-- Aim --
Leave every picture out and write out the records below exactly.

-- Supplied data --

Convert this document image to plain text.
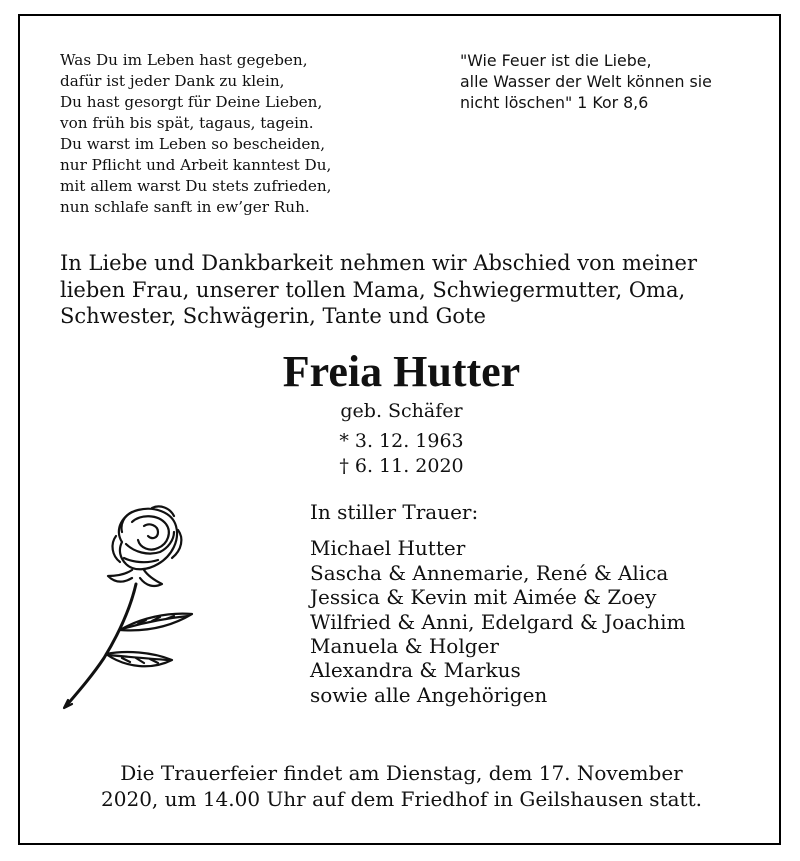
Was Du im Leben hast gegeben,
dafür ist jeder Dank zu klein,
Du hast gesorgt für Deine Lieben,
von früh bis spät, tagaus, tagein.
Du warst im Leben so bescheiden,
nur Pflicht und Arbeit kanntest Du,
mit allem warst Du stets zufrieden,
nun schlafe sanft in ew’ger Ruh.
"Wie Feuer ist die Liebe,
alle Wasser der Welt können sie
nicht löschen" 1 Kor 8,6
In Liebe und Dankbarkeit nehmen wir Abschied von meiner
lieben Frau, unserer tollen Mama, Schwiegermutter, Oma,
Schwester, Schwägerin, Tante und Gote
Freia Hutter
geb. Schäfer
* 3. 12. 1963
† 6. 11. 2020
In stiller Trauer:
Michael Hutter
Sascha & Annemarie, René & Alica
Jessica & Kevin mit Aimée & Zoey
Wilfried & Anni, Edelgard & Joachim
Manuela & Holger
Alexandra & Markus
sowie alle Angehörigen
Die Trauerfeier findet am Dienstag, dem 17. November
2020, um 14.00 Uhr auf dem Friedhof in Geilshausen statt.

-- Answer to the problem --
Convert this document image to plain text.
Was Du im Leben hast gegeben,
dafür ist jeder Dank zu klein,
Du hast gesorgt für Deine Lieben,
von früh bis spät, tagaus, tagein.
Du warst im Leben so bescheiden,
nur Pflicht und Arbeit kanntest Du,
mit allem warst Du stets zufrieden,
nun schlafe sanft in ew’ger Ruh.
"Wie Feuer ist die Liebe,
alle Wasser der Welt können sie
nicht löschen" 1 Kor 8,6
In Liebe und Dankbarkeit nehmen wir Abschied von meiner
lieben Frau, unserer tollen Mama, Schwiegermutter, Oma,
Schwester, Schwägerin, Tante und Gote
Freia Hutter
geb. Schäfer
* 3. 12. 1963
† 6. 11. 2020
In stiller Trauer:
Michael Hutter
Sascha & Annemarie, René & Alica
Jessica & Kevin mit Aimée & Zoey
Wilfried & Anni, Edelgard & Joachim
Manuela & Holger
Alexandra & Markus
sowie alle Angehörigen
Die Trauerfeier findet am Dienstag, dem 17. November
2020, um 14.00 Uhr auf dem Friedhof in Geilshausen statt.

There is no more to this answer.